Given task.
Reproduce each line bearing the word "Subalterno".

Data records

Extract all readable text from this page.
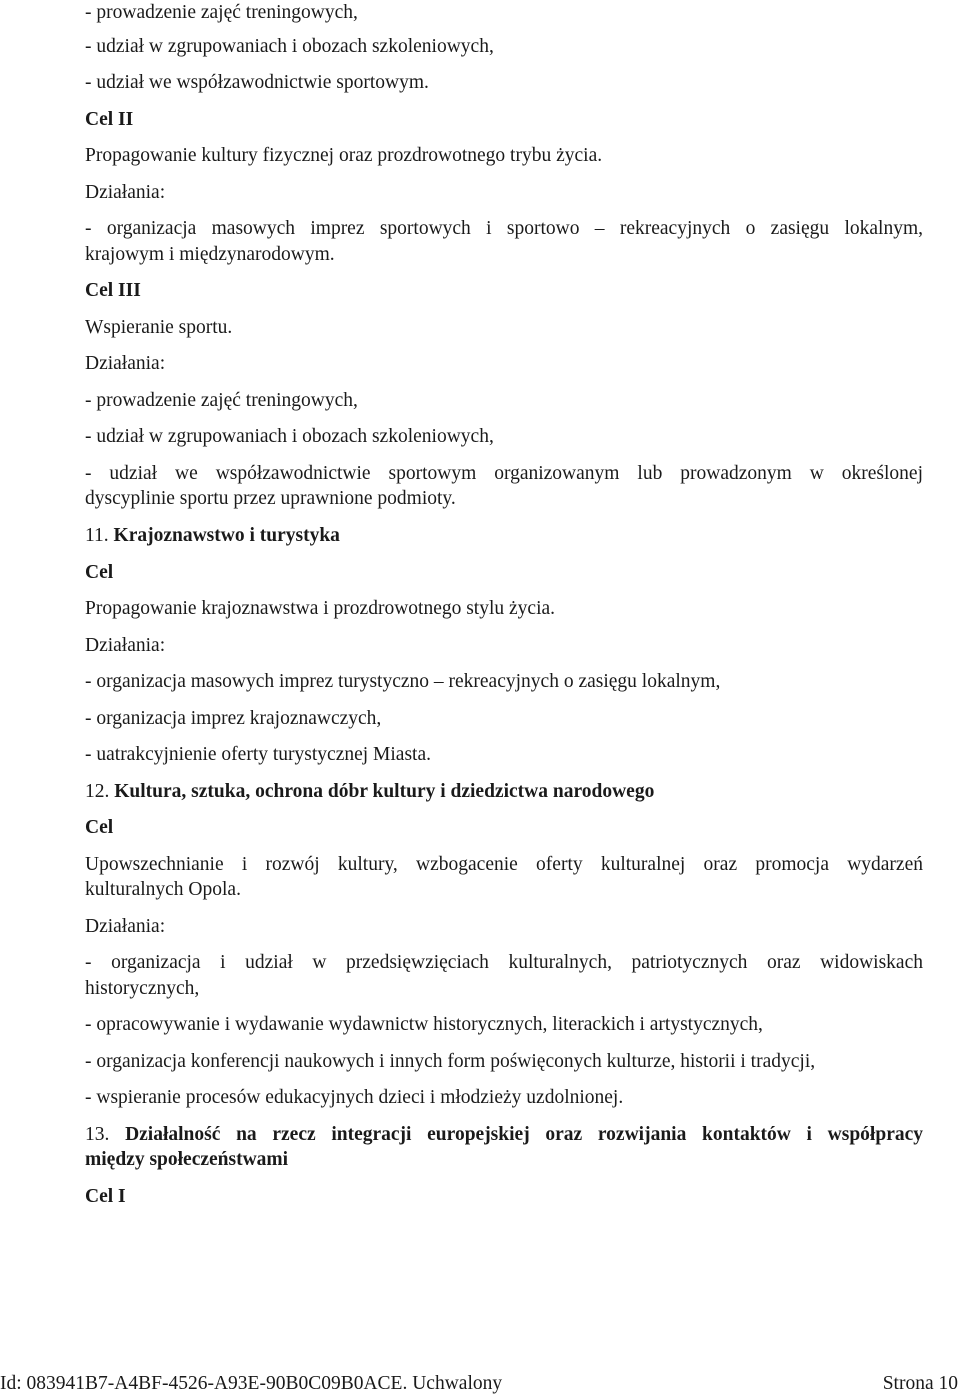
- prowadzenie zajęć treningowych,
- udział w zgrupowaniach i obozach szkoleniowych,
- udział we współzawodnictwie sportowym.
Cel II
Propagowanie kultury fizycznej oraz prozdrowotnego trybu życia.
Działania:
- organizacja masowych imprez sportowych i sportowo – rekreacyjnych o zasięgu lokalnym,
krajowym i międzynarodowym.
Cel III
Wspieranie sportu.
Działania:
- prowadzenie zajęć treningowych,
- udział w zgrupowaniach i obozach szkoleniowych,
- udział we współzawodnictwie sportowym organizowanym lub prowadzonym w określonej
dyscyplinie sportu przez uprawnione podmioty.
11. Krajoznawstwo i turystyka
Cel
Propagowanie krajoznawstwa i prozdrowotnego stylu życia.
Działania:
- organizacja masowych imprez turystyczno – rekreacyjnych o zasięgu lokalnym,
- organizacja imprez krajoznawczych,
- uatrakcyjnienie oferty turystycznej Miasta.
12. Kultura, sztuka, ochrona dóbr kultury i dziedzictwa narodowego
Cel
Upowszechnianie i rozwój kultury, wzbogacenie oferty kulturalnej oraz promocja wydarzeń
kulturalnych Opola.
Działania:
- organizacja i udział w przedsięwzięciach kulturalnych, patriotycznych oraz widowiskach
historycznych,
- opracowywanie i wydawanie wydawnictw historycznych, literackich i artystycznych,
- organizacja konferencji naukowych i innych form poświęconych kulturze, historii i tradycji,
- wspieranie procesów edukacyjnych dzieci i młodzieży uzdolnionej.
13. Działalność na rzecz integracji europejskiej oraz rozwijania kontaktów i współpracy
między społeczeństwami
Cel I
Id: 083941B7-A4BF-4526-A93E-90B0C09B0ACE. Uchwalony	Strona 10
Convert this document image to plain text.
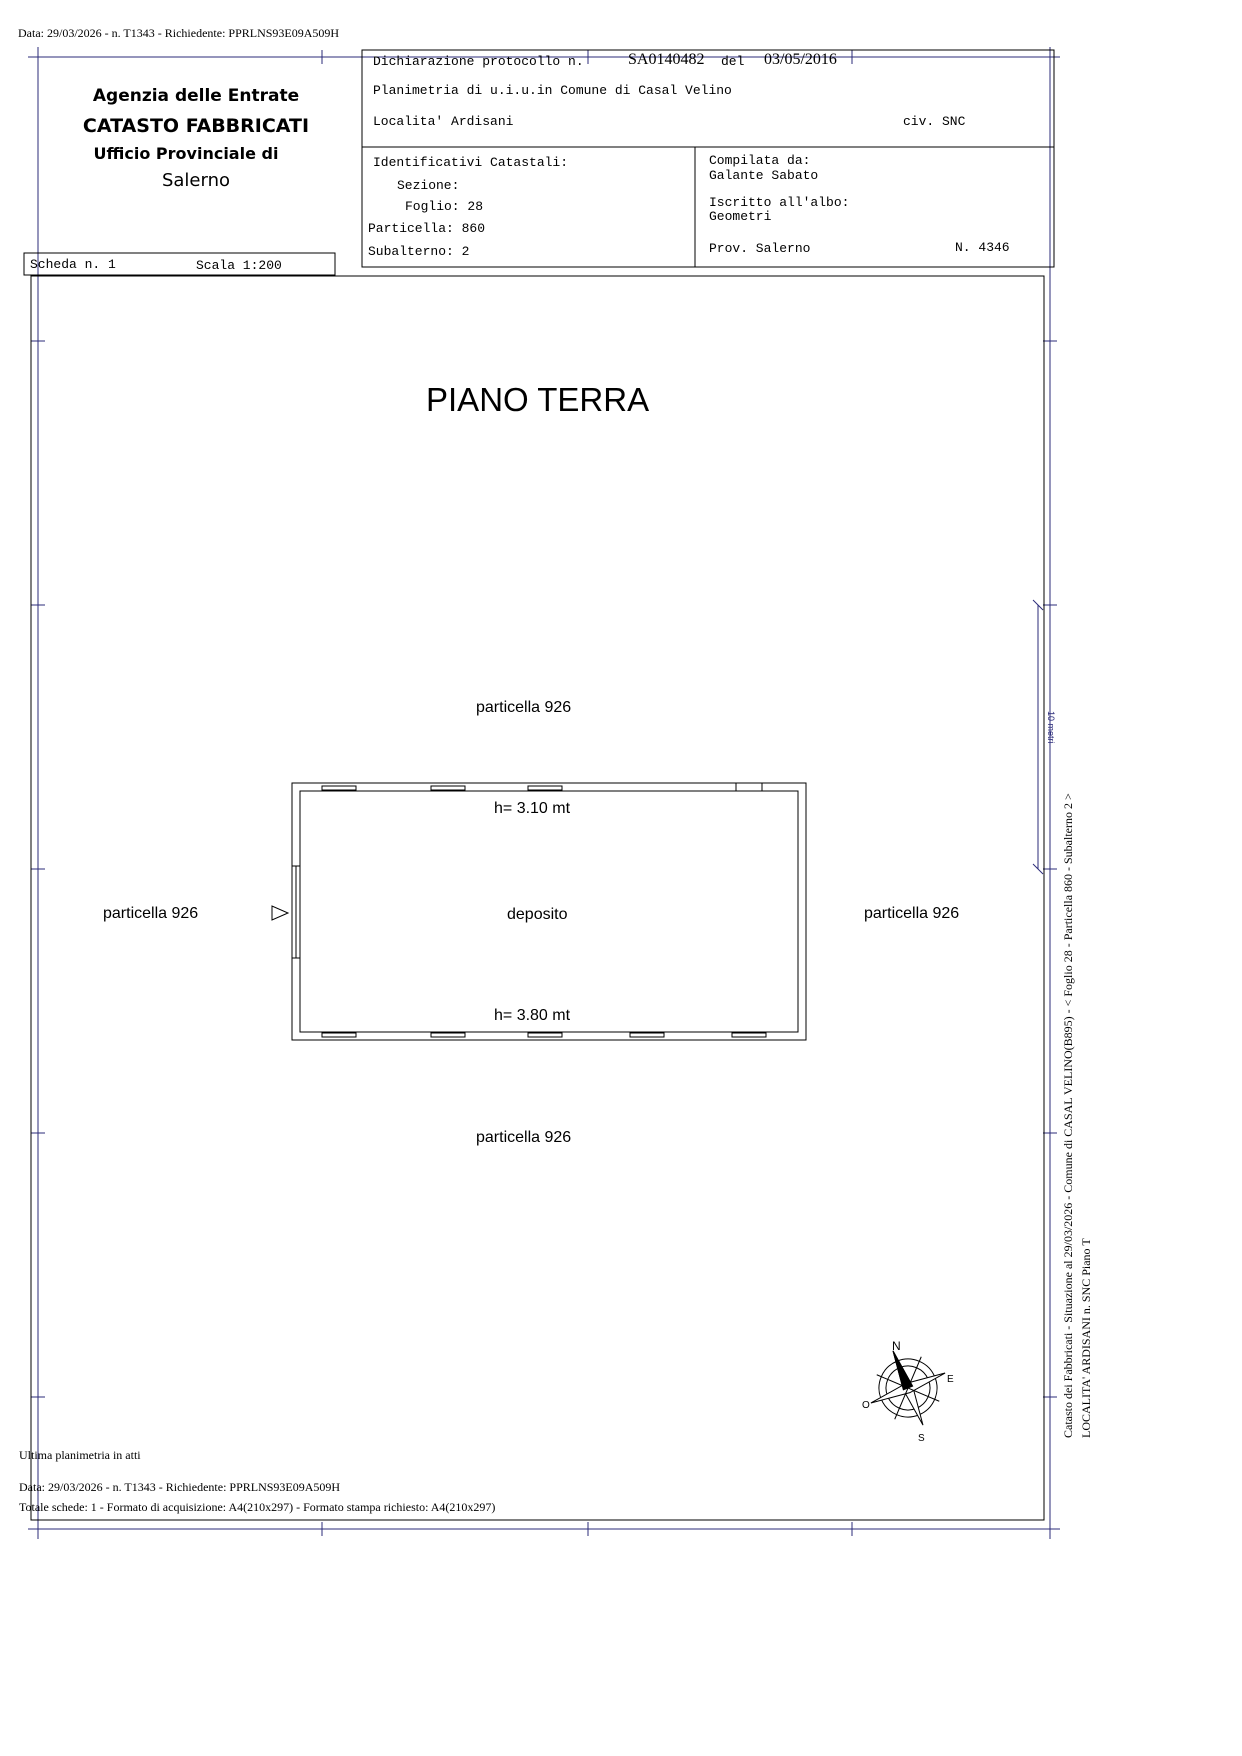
N
E
S
O
10 metri
Catasto dei Fabbricati - Situazione al 29/03/2026 - Comune di CASAL VELINO(B895) - < Foglio 28 - Particella 860 - Subalterno 2 > LOCALITA' ARDISANI n. SNC Piano T
Data: 29/03/2026 - n. T1343 - Richiedente: PPRLNS93E09A509H
Agenzia delle Entrate
CATASTO FABBRICATI
Ufficio Provinciale di
Salerno
Dichiarazione protocollo n.	SA0140482 del 03/05/2016
Planimetria di u.i.u.in Comune di Casal Velino
Localita' Ardisani	civ. SNC
Identificativi Catastali:
Sezione:
Foglio: 28
Particella: 860
Subalterno: 2
Compilata da:
Galante Sabato
Iscritto all'albo:
Geometri
Prov. Salerno	N. 4346
Scheda n. 1	Scala 1:200
PIANO TERRA
particella 926
h= 3.10 mt
particella 926	deposito	particella 926
h= 3.80 mt
particella 926
Ultima planimetria in atti
Data: 29/03/2026 - n. T1343 - Richiedente: PPRLNS93E09A509H
Totale schede: 1 - Formato di acquisizione: A4(210x297) - Formato stampa richiesto: A4(210x297)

Exercise solution.
Catasto dei Fabbricati - Situazione al 29/03/2026 - Comune di CASAL VELINO(B895) - < Foglio 28 - Particella 860 - Subalterno 2 > LOCALITA' ARDISANI n. SNC Piano T
Subalterno: 2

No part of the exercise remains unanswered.